ENTRIES SUPPLIED
_ _ _ _ _
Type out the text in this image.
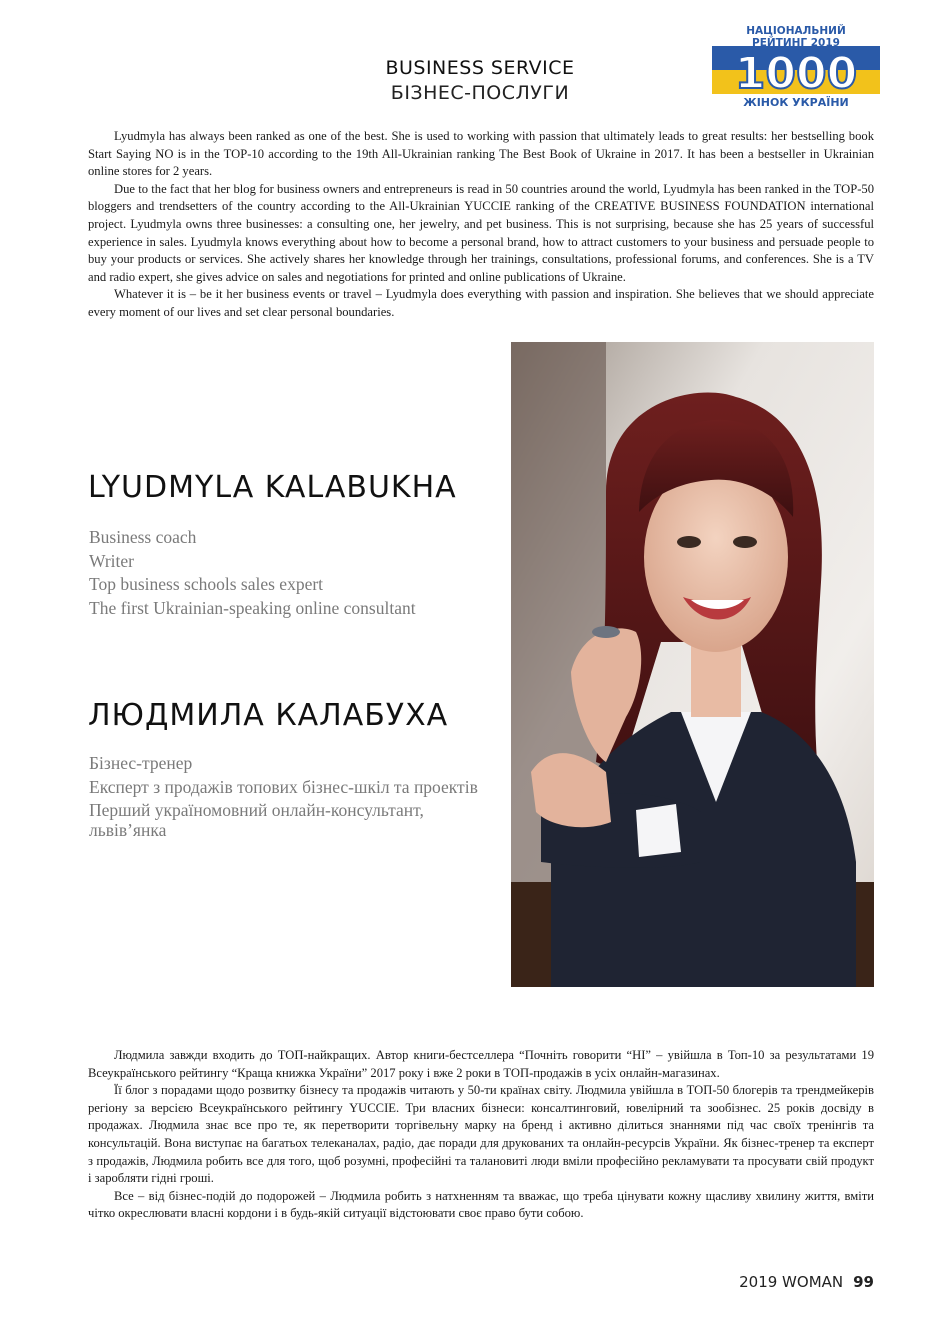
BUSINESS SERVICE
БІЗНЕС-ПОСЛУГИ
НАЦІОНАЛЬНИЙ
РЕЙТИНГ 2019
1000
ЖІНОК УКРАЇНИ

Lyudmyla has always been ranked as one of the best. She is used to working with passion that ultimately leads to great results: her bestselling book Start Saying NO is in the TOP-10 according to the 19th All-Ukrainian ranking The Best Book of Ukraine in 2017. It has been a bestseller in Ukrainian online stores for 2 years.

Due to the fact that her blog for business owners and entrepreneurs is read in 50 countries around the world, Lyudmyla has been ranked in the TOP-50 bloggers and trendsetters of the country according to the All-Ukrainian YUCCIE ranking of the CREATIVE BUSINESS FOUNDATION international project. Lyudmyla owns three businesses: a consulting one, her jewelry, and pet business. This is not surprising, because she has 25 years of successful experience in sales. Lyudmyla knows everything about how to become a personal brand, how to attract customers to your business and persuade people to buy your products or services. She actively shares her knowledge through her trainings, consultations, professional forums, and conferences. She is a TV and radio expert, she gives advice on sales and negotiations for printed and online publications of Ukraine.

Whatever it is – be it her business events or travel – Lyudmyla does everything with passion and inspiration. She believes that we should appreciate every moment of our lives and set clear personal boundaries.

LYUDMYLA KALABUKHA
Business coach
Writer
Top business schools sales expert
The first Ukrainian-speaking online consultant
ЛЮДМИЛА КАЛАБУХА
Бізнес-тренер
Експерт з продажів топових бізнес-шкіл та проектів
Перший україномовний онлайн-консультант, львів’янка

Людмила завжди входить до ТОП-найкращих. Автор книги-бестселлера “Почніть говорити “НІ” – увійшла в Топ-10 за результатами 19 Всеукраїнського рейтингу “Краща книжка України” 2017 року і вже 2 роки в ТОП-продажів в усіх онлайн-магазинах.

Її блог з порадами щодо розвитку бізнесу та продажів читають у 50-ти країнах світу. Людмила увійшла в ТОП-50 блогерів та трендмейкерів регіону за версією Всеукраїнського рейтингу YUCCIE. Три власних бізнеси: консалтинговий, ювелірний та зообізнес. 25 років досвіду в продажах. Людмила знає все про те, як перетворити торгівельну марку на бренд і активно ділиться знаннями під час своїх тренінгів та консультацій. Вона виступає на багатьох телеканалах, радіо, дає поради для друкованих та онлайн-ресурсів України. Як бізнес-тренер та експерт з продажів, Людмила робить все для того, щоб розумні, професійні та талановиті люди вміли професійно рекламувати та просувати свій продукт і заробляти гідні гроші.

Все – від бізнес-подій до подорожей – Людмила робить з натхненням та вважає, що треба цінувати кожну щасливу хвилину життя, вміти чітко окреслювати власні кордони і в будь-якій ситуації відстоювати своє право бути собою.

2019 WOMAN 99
_ _ _ _ _
DO THIS
Give only the number of lines in the data that hold the word "тренер".

ANSWER FOR THIS EXERCISE
2